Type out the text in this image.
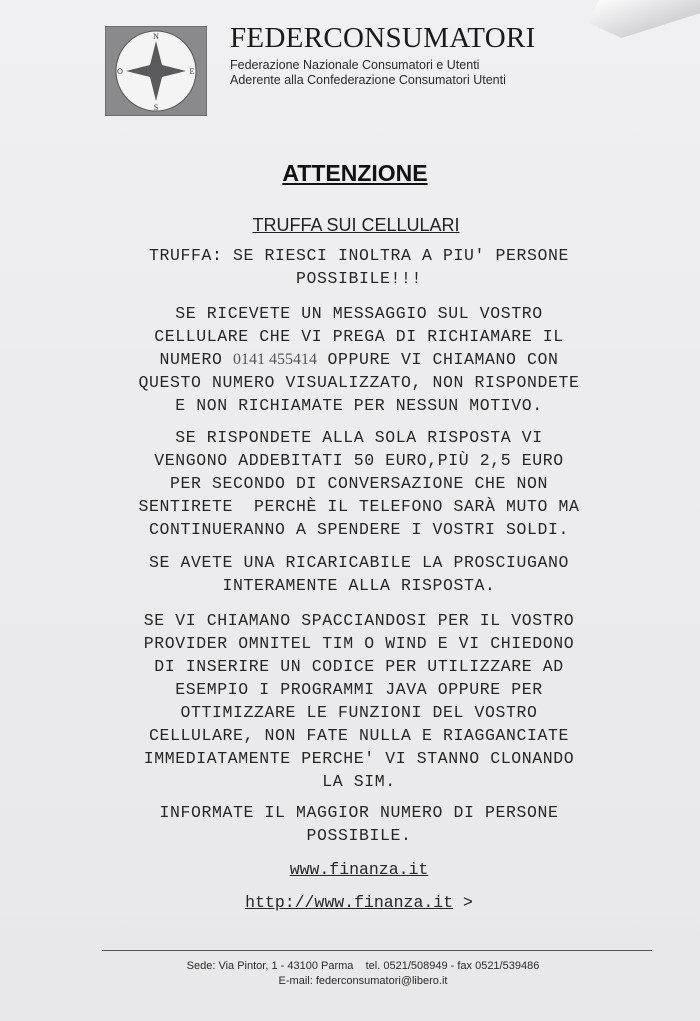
N
S
E
O
FEDERCONSUMATORI
Federazione Nazionale Consumatori e Utenti
Aderente alla Confederazione Consumatori Utenti
ATTENZIONE
TRUFFA SUI CELLULARI
TRUFFA: SE RIESCI INOLTRA A PIU' PERSONE
POSSIBILE!!!
SE RICEVETE UN MESSAGGIO SUL VOSTRO
CELLULARE CHE VI PREGA DI RICHIAMARE IL
NUMERO 0141 455414 OPPURE VI CHIAMANO CON
QUESTO NUMERO VISUALIZZATO, NON RISPONDETE
E NON RICHIAMATE PER NESSUN MOTIVO.
SE RISPONDETE ALLA SOLA RISPOSTA VI
VENGONO ADDEBITATI 50 EURO,PIÙ 2,5 EURO
PER SECONDO DI CONVERSAZIONE CHE NON
SENTIRETE  PERCHÈ IL TELEFONO SARÀ MUTO MA
CONTINUERANNO A SPENDERE I VOSTRI SOLDI.
SE AVETE UNA RICARICABILE LA PROSCIUGANO
INTERAMENTE ALLA RISPOSTA.
SE VI CHIAMANO SPACCIANDOSI PER IL VOSTRO
PROVIDER OMNITEL TIM O WIND E VI CHIEDONO
DI INSERIRE UN CODICE PER UTILIZZARE AD
ESEMPIO I PROGRAMMI JAVA OPPURE PER
OTTIMIZZARE LE FUNZIONI DEL VOSTRO
CELLULARE, NON FATE NULLA E RIAGGANCIATE
IMMEDIATAMENTE PERCHE' VI STANNO CLONANDO
LA SIM.
INFORMATE IL MAGGIOR NUMERO DI PERSONE
POSSIBILE.
www.finanza.it
http://www.finanza.it >
Sede: Via Pintor, 1 - 43100 Parma    tel. 0521/508949 - fax 0521/539486
E-mail: federconsumatori@libero.it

────────────────────

From the listing above, print every entry precisely and drop the pictures.

§ **Reply**:
Type out the text in this image.
N
S
E
O
FEDERCONSUMATORI
Federazione Nazionale Consumatori e Utenti
Aderente alla Confederazione Consumatori Utenti
ATTENZIONE
TRUFFA SUI CELLULARI
TRUFFA: SE RIESCI INOLTRA A PIU' PERSONE
POSSIBILE!!!
SE RICEVETE UN MESSAGGIO SUL VOSTRO
CELLULARE CHE VI PREGA DI RICHIAMARE IL
NUMERO 0141 455414 OPPURE VI CHIAMANO CON
QUESTO NUMERO VISUALIZZATO, NON RISPONDETE
E NON RICHIAMATE PER NESSUN MOTIVO.
SE RISPONDETE ALLA SOLA RISPOSTA VI
VENGONO ADDEBITATI 50 EURO,PIÙ 2,5 EURO
PER SECONDO DI CONVERSAZIONE CHE NON
SENTIRETE  PERCHÈ IL TELEFONO SARÀ MUTO MA
CONTINUERANNO A SPENDERE I VOSTRI SOLDI.
SE AVETE UNA RICARICABILE LA PROSCIUGANO
INTERAMENTE ALLA RISPOSTA.
SE VI CHIAMANO SPACCIANDOSI PER IL VOSTRO
PROVIDER OMNITEL TIM O WIND E VI CHIEDONO
DI INSERIRE UN CODICE PER UTILIZZARE AD
ESEMPIO I PROGRAMMI JAVA OPPURE PER
OTTIMIZZARE LE FUNZIONI DEL VOSTRO
CELLULARE, NON FATE NULLA E RIAGGANCIATE
IMMEDIATAMENTE PERCHE' VI STANNO CLONANDO
LA SIM.
INFORMATE IL MAGGIOR NUMERO DI PERSONE
POSSIBILE.
www.finanza.it
http://www.finanza.it >
Sede: Via Pintor, 1 - 43100 Parma    tel. 0521/508949 - fax 0521/539486
E-mail: federconsumatori@libero.it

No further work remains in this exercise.